╭─ Dataset extract

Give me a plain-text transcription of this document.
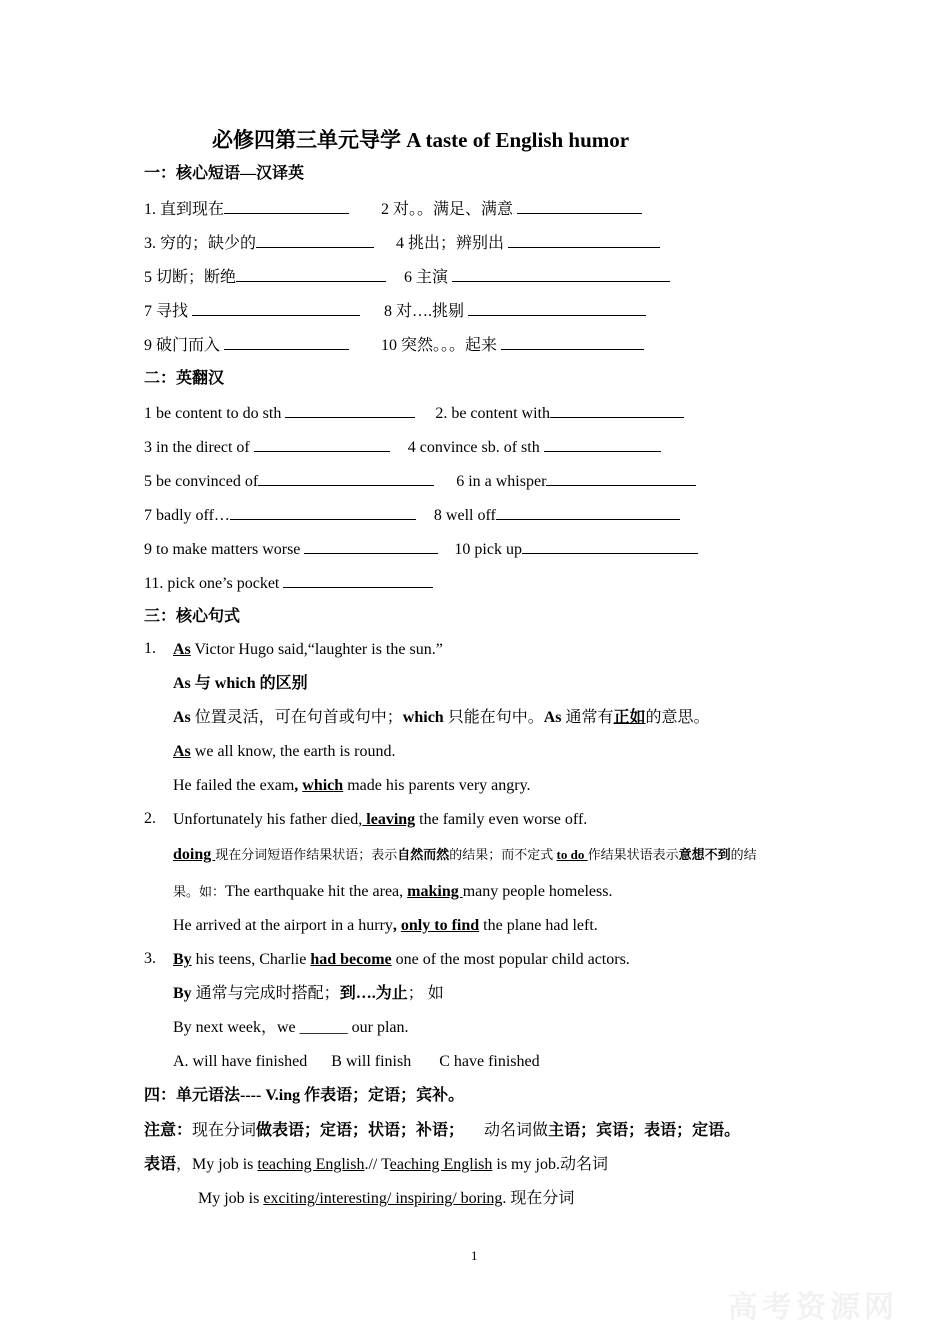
必修四第三单元导学 A taste of English humor
一：核心短语—汉译英
1. 直到现在	2 对。。满足、满意
3. 穷的；缺少的	4 挑出；辨别出
5 切断；断绝	6 主演
7 寻找	8 对….挑剔
9 破门而入	10 突然。。。起来
二：英翻汉
1 be content to do sth	2. be content with
3 in the direct of	4 convince sb. of sth
5 be convinced of	6 in a whisper
7 badly off…	8 well off
9 to make matters worse	10 pick up
11. pick one’s pocket
三：核心句式
1. As Victor Hugo said,“laughter is the sun.”
As 与 which 的区别
As 位置灵活，可在句首或句中；which 只能在句中。As 通常有正如的意思。
As we all know, the earth is round.
He failed the exam, which made his parents very angry.
2. Unfortunately his father died, leaving the family even worse off.
doing 现在分词短语作结果状语；表示自然而然的结果；而不定式 to do 作结果状语表示意想不到的结
果。如：The earthquake hit the area, making many people homeless.
He arrived at the airport in a hurry, only to find the plane had left.
3. By his teens, Charlie had become one of the most popular child actors.
By 通常与完成时搭配；到….为止； 如
By next week，we ______ our plan.
A. will have finished      B will finish       C have finished
四：单元语法---- V.ing 作表语；定语；宾补。
注意：现在分词做表语；定语；状语；补语；     动名词做主语；宾语；表语；定语。
表语，My job is teaching English.// Teaching English is my job.动名词
My job is exciting/interesting/ inspiring/ boring. 现在分词
1
高考资源网
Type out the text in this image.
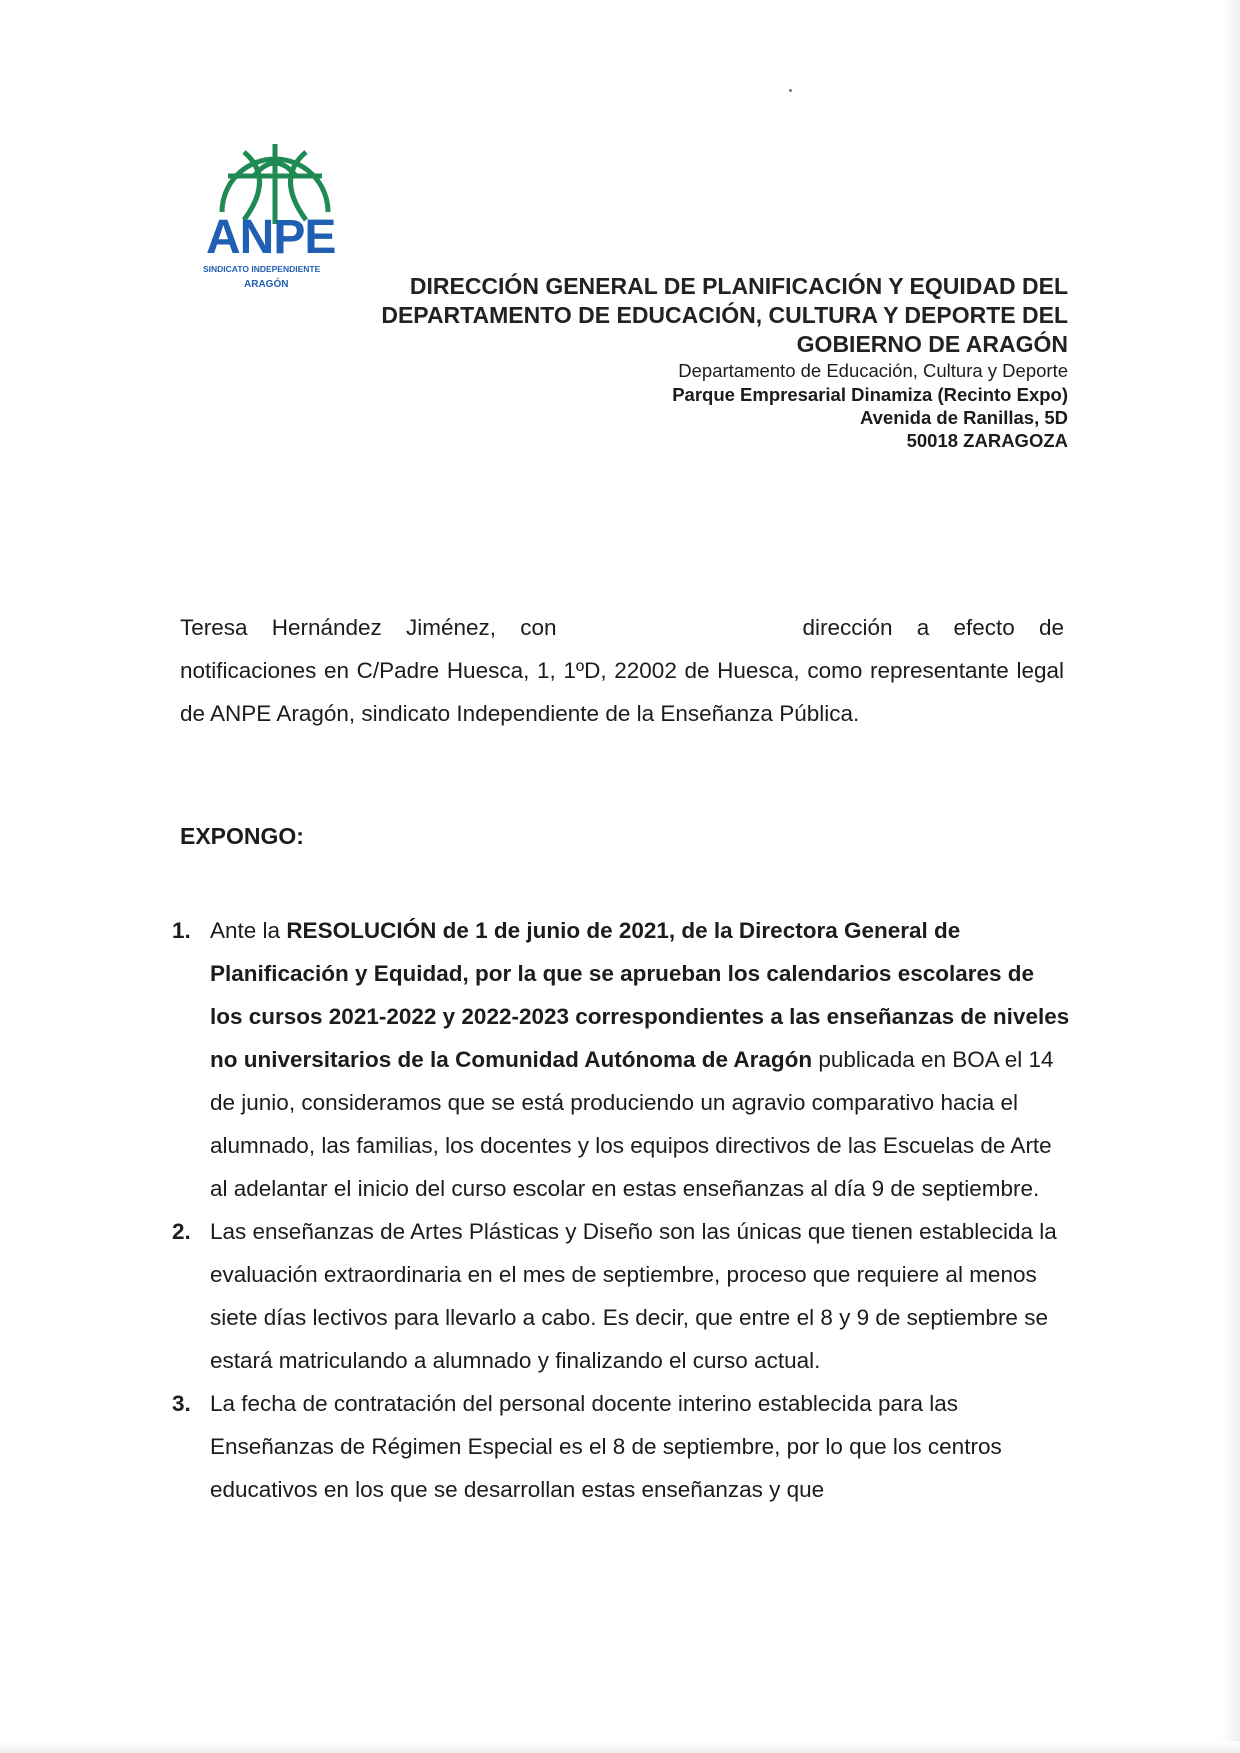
ANPE
SINDICATO INDEPENDIENTE
ARAGÓN	DIRECCIÓN GENERAL DE PLANIFICACIÓN Y EQUIDAD DEL
DEPARTAMENTO DE EDUCACIÓN, CULTURA Y DEPORTE DEL
GOBIERNO DE ARAGÓN
Departamento de Educación, Cultura y Deporte
Parque Empresarial Dinamiza (Recinto Expo)
Avenida de Ranillas, 5D
50018 ZARAGOZA

Teresa Hernández Jiménez, con	dirección a efecto de notificaciones en C/Padre Huesca, 1, 1ºD, 22002 de Huesca, como representante legal de ANPE Aragón, sindicato Independiente de la Enseñanza Pública.

EXPONGO:
1. Ante la RESOLUCIÓN de 1 de junio de 2021, de la Directora General de Planificación y Equidad, por la que se aprueban los calendarios escolares de los cursos 2021-2022 y 2022-2023 correspondientes a las enseñanzas de niveles no universitarios de la Comunidad Autónoma de Aragón publicada en BOA el 14 de junio, consideramos que se está produciendo un agravio comparativo hacia el alumnado, las familias, los docentes y los equipos directivos de las Escuelas de Arte al adelantar el inicio del curso escolar en estas enseñanzas al día 9 de septiembre.
2. Las enseñanzas de Artes Plásticas y Diseño son las únicas que tienen establecida la evaluación extraordinaria en el mes de septiembre, proceso que requiere al menos siete días lectivos para llevarlo a cabo. Es decir, que entre el 8 y 9 de septiembre se estará matriculando a alumnado y finalizando el curso actual.
3. La fecha de contratación del personal docente interino establecida para las Enseñanzas de Régimen Especial es el 8 de septiembre, por lo que los centros educativos en los que se desarrollan estas enseñanzas y que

╰─

Reproduce all of the material above word for word. Omit the pictures.

Completed task:
Give me a plain-text transcription of this document.
必修四第三单元导学 A taste of English humor
一：核心短语—汉译英
1. 直到现在	2 对。。满足、满意
3. 穷的；缺少的	4 挑出；辨别出
5 切断；断绝	6 主演
7 寻找	8 对….挑剔
9 破门而入	10 突然。。。起来
二：英翻汉
1 be content to do sth	2. be content with
3 in the direct of	4 convince sb. of sth
5 be convinced of	6 in a whisper
7 badly off…	8 well off
9 to make matters worse	10 pick up
11. pick one’s pocket
三：核心句式
1. As Victor Hugo said,“laughter is the sun.”
As 与 which 的区别
As 位置灵活，可在句首或句中；which 只能在句中。As 通常有正如的意思。
As we all know, the earth is round.
He failed the exam, which made his parents very angry.
2. Unfortunately his father died, leaving the family even worse off.
doing 现在分词短语作结果状语；表示自然而然的结果；而不定式 to do 作结果状语表示意想不到的结
果。如：The earthquake hit the area, making many people homeless.
He arrived at the airport in a hurry, only to find the plane had left.
3. By his teens, Charlie had become one of the most popular child actors.
By 通常与完成时搭配；到….为止； 如
By next week，we ______ our plan.
A. will have finished      B will finish       C have finished
四：单元语法---- V.ing 作表语；定语；宾补。
注意：现在分词做表语；定语；状语；补语；     动名词做主语；宾语；表语；定语。
表语，My job is teaching English.// Teaching English is my job.动名词
My job is exciting/interesting/ inspiring/ boring. 现在分词
1
高考资源网
Type out the text in this image.
ANPE
SINDICATO INDEPENDIENTE
ARAGÓN	DIRECCIÓN GENERAL DE PLANIFICACIÓN Y EQUIDAD DEL
DEPARTAMENTO DE EDUCACIÓN, CULTURA Y DEPORTE DEL
GOBIERNO DE ARAGÓN
Departamento de Educación, Cultura y Deporte
Parque Empresarial Dinamiza (Recinto Expo)
Avenida de Ranillas, 5D
50018 ZARAGOZA

Teresa Hernández Jiménez, con	dirección a efecto de notificaciones en C/Padre Huesca, 1, 1ºD, 22002 de Huesca, como representante legal de ANPE Aragón, sindicato Independiente de la Enseñanza Pública.

EXPONGO:
1. Ante la RESOLUCIÓN de 1 de junio de 2021, de la Directora General de Planificación y Equidad, por la que se aprueban los calendarios escolares de los cursos 2021-2022 y 2022-2023 correspondientes a las enseñanzas de niveles no universitarios de la Comunidad Autónoma de Aragón publicada en BOA el 14 de junio, consideramos que se está produciendo un agravio comparativo hacia el alumnado, las familias, los docentes y los equipos directivos de las Escuelas de Arte al adelantar el inicio del curso escolar en estas enseñanzas al día 9 de septiembre.
2. Las enseñanzas de Artes Plásticas y Diseño son las únicas que tienen establecida la evaluación extraordinaria en el mes de septiembre, proceso que requiere al menos siete días lectivos para llevarlo a cabo. Es decir, que entre el 8 y 9 de septiembre se estará matriculando a alumnado y finalizando el curso actual.
3. La fecha de contratación del personal docente interino establecida para las Enseñanzas de Régimen Especial es el 8 de septiembre, por lo que los centros educativos en los que se desarrollan estas enseñanzas y que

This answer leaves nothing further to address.